_Task instructions_. Quote the records below in full, exactly as given, with the images taken out.

Saved data entries:
..............................

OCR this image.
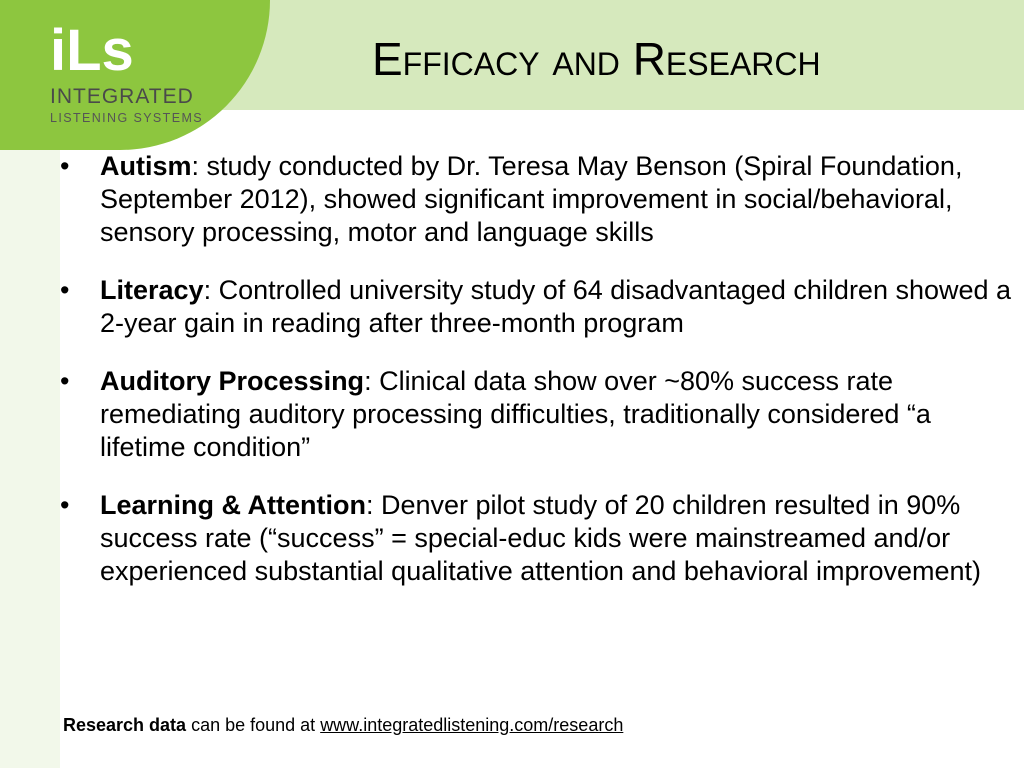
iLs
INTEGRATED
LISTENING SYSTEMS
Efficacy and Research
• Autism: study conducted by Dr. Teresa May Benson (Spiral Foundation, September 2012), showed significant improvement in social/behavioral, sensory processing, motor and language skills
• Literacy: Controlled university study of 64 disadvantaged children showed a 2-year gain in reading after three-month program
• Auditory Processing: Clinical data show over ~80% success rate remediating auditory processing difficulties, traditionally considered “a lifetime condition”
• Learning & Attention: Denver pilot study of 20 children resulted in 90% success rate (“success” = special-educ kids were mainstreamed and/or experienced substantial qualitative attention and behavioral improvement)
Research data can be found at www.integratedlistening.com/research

..............................

_Answer_.
OCR this image.
iLs
INTEGRATED
LISTENING SYSTEMS
Efficacy and Research
• Autism: study conducted by Dr. Teresa May Benson (Spiral Foundation, September 2012), showed significant improvement in social/behavioral, sensory processing, motor and language skills
• Literacy: Controlled university study of 64 disadvantaged children showed a 2-year gain in reading after three-month program
• Auditory Processing: Clinical data show over ~80% success rate remediating auditory processing difficulties, traditionally considered “a lifetime condition”
• Learning & Attention: Denver pilot study of 20 children resulted in 90% success rate (“success” = special-educ kids were mainstreamed and/or experienced substantial qualitative attention and behavioral improvement)
Research data can be found at www.integratedlistening.com/research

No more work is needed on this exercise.